### AIM:
Copy every line of the data that includes the string "months".

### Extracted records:
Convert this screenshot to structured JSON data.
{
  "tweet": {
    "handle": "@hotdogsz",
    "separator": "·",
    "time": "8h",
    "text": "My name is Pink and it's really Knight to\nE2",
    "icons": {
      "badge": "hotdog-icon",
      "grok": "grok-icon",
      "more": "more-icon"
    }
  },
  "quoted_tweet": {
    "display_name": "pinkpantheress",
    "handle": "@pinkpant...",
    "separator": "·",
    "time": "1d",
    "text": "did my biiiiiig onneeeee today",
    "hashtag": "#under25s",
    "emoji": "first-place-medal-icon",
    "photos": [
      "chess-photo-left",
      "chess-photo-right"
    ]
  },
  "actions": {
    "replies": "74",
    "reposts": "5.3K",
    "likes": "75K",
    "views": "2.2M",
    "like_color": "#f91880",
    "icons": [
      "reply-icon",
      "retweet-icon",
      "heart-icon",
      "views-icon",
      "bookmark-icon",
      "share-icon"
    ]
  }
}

...

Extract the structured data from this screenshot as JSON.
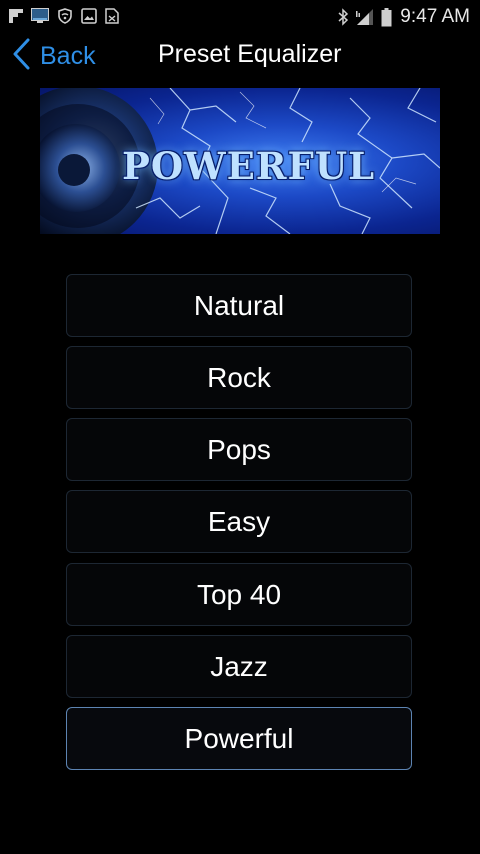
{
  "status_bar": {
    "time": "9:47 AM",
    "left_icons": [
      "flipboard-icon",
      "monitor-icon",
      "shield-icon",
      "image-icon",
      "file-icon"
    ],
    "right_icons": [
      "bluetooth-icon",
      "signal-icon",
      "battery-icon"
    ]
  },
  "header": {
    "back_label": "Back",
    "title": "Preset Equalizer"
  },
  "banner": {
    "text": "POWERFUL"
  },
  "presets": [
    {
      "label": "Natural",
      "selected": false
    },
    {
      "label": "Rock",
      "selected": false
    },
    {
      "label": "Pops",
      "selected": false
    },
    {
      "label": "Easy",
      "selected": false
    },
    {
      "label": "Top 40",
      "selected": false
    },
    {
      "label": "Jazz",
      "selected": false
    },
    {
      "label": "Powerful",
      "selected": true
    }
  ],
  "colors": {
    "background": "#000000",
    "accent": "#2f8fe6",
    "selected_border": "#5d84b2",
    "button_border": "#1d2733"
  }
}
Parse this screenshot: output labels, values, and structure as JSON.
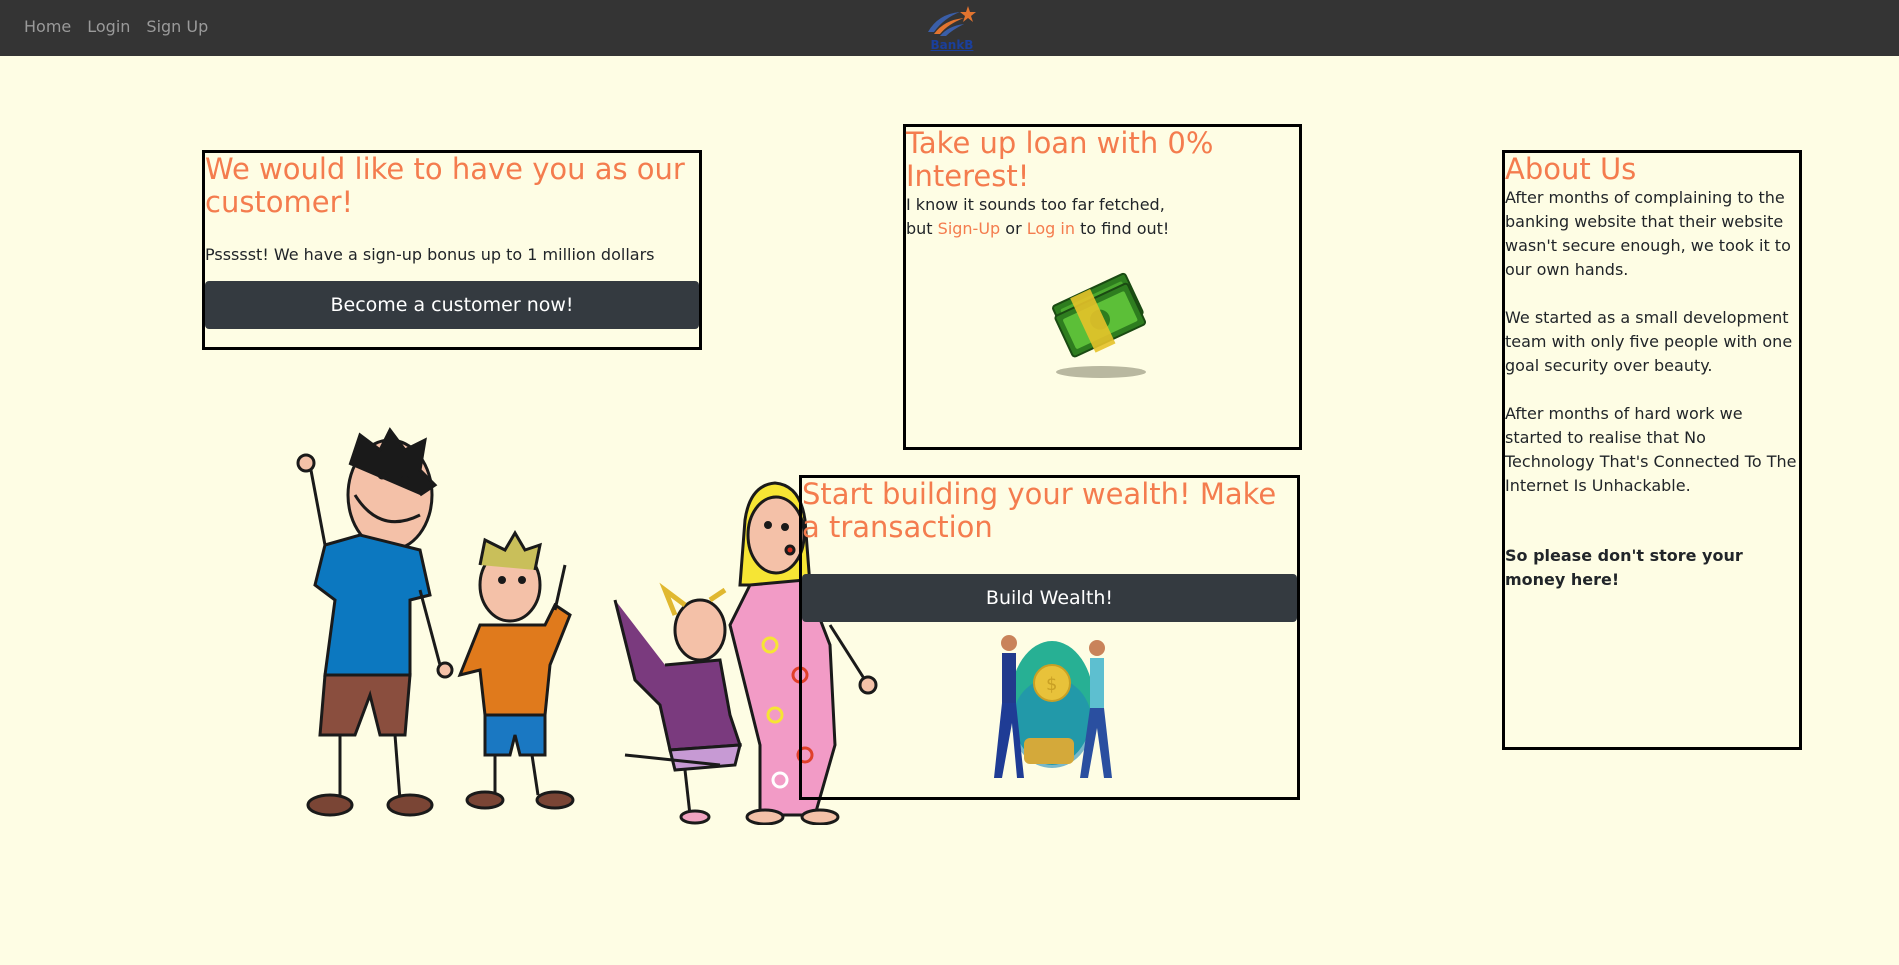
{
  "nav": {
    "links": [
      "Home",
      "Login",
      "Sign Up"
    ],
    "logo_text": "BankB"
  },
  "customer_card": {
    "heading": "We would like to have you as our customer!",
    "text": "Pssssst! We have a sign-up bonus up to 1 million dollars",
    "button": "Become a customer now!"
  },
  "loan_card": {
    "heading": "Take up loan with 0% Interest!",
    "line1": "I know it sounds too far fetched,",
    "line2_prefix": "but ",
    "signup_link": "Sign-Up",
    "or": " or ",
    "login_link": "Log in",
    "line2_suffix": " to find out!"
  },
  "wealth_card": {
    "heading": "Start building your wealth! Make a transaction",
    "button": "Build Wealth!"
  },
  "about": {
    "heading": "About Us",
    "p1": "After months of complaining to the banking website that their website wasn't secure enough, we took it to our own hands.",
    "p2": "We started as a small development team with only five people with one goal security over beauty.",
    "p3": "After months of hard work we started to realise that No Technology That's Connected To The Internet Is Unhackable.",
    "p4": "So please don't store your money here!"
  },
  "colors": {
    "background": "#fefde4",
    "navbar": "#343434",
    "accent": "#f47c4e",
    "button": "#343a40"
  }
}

### RESULT OF THE TASK:
    "p1": "After months of complaining to the banking website that their website wasn't secure enough, we took it to our own hands.",
    "p3": "After months of hard work we started to realise that No Technology That's Connected To The Internet Is Unhackable.",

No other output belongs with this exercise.